## REQUIREMENT
In the proportionality abstract, what organism's gene expression data is used to show how correlation can be misleading?

## SUPPLIED PASSAGE
'''

Proportionality: A Valid Alternative to Correlation for Relative Data

David Lovell
Queensland University of Technology, Brisbane, Australia
Vera Pawlowsky-Glahn
Dept. d’Informàtica, Matemàtica Aplicada i Estadística. U. de Girona, España
Juan José Egozcue
Dept. Applied Mathematics III, U. Politécnica de Catalunya, Barcelona, Spain
Samuel Marguerat
MRC Clinical Sciences Centre, Imperial College London, United Kingdom
Jürg Bähler
Research Department of Genetics, Evolution and Environment, University College London, United Kingdom


In the life sciences, many measurement methods yield only the relative abundances of different components in a sample. With such relative—or compositional—data, differential expression needs careful interpretation, and correlation—a statistical workhorse for analyzing pairwise relationships—is an inappropriate measure of association. Using yeast gene expression data we show how correlation can be misleading and present proportionality as a valid alternative for relative data. We show how the strength of proportionality between two variables can be meaningfully and interpretably described by a new statistic ϕ which can be used instead of correlation as the basis of familiar analyses and visualisation methods, including co-expression networks and clustered heatmaps. While the main aim of this study is to present proportionality as a means to analyse relative data, it also raises intriguing questions about the molecular mechanisms underlying the proportional regulation of a range of yeast genes.

'''

## DATASET RECORDS
'''

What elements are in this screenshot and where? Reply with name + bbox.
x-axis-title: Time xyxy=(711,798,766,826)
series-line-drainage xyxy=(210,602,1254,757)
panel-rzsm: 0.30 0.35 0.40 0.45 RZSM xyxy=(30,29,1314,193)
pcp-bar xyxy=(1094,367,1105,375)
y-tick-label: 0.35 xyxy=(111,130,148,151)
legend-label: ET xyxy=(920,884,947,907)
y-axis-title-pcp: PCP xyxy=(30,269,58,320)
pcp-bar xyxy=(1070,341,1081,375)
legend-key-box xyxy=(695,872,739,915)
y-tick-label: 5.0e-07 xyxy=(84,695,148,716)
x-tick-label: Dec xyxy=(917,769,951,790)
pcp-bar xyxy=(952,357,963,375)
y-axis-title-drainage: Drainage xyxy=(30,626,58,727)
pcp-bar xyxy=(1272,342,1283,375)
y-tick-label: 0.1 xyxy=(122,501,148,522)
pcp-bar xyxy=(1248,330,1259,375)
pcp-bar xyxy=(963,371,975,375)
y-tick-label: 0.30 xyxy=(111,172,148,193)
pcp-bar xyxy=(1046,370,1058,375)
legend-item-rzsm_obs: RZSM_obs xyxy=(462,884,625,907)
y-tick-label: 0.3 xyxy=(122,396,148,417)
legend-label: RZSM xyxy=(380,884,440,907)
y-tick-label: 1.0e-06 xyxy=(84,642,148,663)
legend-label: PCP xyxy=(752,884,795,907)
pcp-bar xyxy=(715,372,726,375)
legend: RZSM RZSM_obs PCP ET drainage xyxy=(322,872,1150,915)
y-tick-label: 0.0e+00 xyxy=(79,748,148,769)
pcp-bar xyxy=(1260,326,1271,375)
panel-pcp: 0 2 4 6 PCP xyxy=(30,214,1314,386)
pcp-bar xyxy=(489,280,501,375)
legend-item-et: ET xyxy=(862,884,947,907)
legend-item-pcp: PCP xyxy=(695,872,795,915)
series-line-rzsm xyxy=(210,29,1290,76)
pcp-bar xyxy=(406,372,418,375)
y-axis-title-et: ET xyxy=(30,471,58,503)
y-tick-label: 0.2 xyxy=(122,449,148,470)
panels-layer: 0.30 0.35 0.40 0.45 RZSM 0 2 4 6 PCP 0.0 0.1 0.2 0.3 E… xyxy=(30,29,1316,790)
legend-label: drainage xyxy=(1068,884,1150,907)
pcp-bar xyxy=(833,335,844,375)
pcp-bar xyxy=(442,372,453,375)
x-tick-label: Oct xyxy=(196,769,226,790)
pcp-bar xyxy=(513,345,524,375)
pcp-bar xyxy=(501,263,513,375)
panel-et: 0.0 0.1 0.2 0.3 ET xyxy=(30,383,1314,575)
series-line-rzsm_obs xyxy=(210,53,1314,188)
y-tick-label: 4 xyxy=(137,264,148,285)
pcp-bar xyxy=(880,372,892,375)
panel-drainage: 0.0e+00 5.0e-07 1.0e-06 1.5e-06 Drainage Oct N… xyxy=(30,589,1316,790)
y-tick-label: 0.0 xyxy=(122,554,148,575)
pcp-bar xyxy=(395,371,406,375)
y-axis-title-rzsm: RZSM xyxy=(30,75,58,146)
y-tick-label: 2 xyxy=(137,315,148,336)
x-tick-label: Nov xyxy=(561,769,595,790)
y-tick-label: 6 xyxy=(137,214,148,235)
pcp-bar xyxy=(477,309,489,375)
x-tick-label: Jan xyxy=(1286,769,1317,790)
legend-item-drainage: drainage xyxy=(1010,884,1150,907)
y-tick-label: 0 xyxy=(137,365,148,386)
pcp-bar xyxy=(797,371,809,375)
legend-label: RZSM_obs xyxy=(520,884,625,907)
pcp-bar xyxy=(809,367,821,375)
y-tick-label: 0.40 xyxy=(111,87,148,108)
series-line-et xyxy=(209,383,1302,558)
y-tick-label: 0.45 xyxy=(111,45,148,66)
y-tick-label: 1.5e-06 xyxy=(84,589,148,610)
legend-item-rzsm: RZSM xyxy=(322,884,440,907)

'''

## EXERCISE RESPONSE
Yeast.